Exercise description> Gather each line of the entries below that includes "ylabel".

═══ Records for the task ═══

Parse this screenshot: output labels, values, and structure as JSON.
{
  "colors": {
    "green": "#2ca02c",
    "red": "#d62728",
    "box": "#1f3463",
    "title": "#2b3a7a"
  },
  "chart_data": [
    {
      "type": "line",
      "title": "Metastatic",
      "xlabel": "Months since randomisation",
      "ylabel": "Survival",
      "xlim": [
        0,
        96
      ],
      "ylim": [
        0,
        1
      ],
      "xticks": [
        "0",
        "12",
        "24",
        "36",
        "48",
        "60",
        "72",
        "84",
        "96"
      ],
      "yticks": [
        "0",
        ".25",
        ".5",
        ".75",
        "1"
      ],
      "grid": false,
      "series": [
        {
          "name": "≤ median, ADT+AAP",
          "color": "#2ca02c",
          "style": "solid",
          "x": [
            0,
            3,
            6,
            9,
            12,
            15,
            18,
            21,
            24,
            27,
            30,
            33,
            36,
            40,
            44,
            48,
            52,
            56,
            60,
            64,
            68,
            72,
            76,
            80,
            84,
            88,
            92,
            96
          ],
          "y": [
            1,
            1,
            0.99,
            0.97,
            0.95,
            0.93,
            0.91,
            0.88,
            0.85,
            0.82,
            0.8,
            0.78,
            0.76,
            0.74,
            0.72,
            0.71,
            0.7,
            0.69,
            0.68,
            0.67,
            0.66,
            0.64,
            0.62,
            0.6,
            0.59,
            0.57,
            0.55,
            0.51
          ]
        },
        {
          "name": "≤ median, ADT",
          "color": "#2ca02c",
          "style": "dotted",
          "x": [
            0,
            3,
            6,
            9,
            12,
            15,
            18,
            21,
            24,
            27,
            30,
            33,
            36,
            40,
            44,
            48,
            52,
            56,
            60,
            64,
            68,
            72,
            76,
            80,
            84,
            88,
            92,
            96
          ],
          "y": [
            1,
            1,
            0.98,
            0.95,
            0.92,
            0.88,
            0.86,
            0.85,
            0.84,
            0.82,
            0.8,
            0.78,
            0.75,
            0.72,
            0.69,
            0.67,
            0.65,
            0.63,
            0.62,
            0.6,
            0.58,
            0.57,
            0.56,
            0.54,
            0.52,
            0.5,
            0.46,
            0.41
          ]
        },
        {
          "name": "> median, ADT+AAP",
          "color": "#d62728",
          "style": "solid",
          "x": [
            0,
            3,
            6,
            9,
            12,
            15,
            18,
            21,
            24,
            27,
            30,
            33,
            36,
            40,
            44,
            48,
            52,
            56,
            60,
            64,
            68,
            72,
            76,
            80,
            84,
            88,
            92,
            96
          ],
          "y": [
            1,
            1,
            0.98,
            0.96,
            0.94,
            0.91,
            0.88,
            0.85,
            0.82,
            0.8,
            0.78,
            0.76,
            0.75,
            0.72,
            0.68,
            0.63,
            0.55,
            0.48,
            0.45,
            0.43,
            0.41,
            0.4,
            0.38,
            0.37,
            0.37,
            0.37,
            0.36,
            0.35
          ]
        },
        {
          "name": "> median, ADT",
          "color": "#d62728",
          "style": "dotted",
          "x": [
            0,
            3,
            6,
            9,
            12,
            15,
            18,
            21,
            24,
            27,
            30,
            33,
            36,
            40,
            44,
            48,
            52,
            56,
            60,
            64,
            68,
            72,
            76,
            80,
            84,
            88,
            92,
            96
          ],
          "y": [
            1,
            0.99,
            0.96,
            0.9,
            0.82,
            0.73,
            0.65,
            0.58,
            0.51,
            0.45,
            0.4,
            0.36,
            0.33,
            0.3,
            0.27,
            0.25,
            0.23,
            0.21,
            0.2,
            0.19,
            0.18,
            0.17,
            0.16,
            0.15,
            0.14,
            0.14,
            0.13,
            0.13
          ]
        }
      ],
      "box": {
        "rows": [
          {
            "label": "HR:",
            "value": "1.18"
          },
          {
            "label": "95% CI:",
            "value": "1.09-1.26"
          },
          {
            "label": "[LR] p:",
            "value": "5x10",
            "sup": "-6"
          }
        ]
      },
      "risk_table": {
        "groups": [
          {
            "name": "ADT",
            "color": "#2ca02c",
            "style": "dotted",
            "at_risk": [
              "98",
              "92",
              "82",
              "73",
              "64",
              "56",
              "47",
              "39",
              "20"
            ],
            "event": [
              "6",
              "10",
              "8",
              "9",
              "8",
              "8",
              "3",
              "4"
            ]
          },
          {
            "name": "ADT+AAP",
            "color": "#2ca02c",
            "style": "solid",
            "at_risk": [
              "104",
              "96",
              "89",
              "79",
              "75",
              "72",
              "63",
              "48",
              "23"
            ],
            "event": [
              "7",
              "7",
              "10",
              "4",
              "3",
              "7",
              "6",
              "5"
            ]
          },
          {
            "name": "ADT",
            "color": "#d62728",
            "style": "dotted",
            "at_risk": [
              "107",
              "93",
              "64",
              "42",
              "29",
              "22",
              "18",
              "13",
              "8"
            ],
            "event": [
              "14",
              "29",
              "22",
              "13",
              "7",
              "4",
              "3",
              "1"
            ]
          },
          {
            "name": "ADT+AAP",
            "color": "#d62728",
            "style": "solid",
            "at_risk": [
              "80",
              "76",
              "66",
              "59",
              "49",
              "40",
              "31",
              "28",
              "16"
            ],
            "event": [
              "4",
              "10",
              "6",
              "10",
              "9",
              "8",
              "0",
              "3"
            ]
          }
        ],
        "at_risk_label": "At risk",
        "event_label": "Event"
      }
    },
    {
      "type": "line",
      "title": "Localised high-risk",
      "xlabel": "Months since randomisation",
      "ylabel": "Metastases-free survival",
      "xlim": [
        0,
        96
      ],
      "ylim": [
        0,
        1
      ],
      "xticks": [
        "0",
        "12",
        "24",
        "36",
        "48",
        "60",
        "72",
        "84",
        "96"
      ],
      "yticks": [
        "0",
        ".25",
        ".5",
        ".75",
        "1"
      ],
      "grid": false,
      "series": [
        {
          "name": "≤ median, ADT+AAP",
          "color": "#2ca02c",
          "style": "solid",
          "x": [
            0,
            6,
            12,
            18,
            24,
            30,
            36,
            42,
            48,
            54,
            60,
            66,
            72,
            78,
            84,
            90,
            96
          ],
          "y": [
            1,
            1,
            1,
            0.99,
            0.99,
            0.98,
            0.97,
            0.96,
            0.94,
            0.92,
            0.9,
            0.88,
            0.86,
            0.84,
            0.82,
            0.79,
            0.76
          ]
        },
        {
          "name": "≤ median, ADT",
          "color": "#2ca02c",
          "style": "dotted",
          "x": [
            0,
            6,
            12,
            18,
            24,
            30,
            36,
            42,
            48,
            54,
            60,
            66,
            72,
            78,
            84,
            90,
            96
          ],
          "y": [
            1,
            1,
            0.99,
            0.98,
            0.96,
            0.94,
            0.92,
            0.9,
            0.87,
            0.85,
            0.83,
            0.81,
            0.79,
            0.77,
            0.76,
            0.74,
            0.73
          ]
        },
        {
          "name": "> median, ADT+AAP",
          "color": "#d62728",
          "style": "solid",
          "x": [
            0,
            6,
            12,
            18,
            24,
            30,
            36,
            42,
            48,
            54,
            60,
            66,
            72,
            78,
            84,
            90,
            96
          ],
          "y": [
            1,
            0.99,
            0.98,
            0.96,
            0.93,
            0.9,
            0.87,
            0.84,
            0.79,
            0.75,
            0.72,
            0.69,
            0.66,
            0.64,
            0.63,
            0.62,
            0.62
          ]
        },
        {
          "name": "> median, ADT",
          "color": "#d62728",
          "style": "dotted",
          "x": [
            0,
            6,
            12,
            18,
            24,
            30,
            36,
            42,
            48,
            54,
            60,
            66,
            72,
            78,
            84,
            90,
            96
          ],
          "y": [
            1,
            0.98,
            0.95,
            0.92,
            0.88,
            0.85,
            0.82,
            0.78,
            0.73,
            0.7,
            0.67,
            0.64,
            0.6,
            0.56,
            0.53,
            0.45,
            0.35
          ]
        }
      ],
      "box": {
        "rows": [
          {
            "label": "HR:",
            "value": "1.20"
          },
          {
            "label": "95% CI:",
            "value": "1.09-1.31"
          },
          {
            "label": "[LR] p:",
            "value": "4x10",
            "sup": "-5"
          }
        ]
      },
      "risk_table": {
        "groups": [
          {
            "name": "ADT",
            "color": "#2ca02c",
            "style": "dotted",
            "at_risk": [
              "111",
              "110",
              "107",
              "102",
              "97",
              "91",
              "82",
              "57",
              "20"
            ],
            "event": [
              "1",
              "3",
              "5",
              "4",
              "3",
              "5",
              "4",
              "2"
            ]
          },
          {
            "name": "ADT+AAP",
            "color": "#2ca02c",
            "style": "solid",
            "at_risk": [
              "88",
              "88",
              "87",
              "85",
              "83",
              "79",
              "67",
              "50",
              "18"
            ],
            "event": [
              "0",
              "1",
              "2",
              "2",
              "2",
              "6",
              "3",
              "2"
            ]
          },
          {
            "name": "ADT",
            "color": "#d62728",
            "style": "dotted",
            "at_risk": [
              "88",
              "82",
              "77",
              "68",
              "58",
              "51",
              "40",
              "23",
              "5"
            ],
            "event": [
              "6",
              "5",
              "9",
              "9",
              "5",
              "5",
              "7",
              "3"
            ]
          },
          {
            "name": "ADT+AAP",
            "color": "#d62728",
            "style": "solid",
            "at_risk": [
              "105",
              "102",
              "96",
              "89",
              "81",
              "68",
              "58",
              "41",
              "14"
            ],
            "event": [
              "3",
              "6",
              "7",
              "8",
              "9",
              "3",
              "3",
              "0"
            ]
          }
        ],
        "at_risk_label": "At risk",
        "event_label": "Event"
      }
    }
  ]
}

═══

Solution below>
      "ylabel": "Survival",
      "ylabel": "Metastases-free survival",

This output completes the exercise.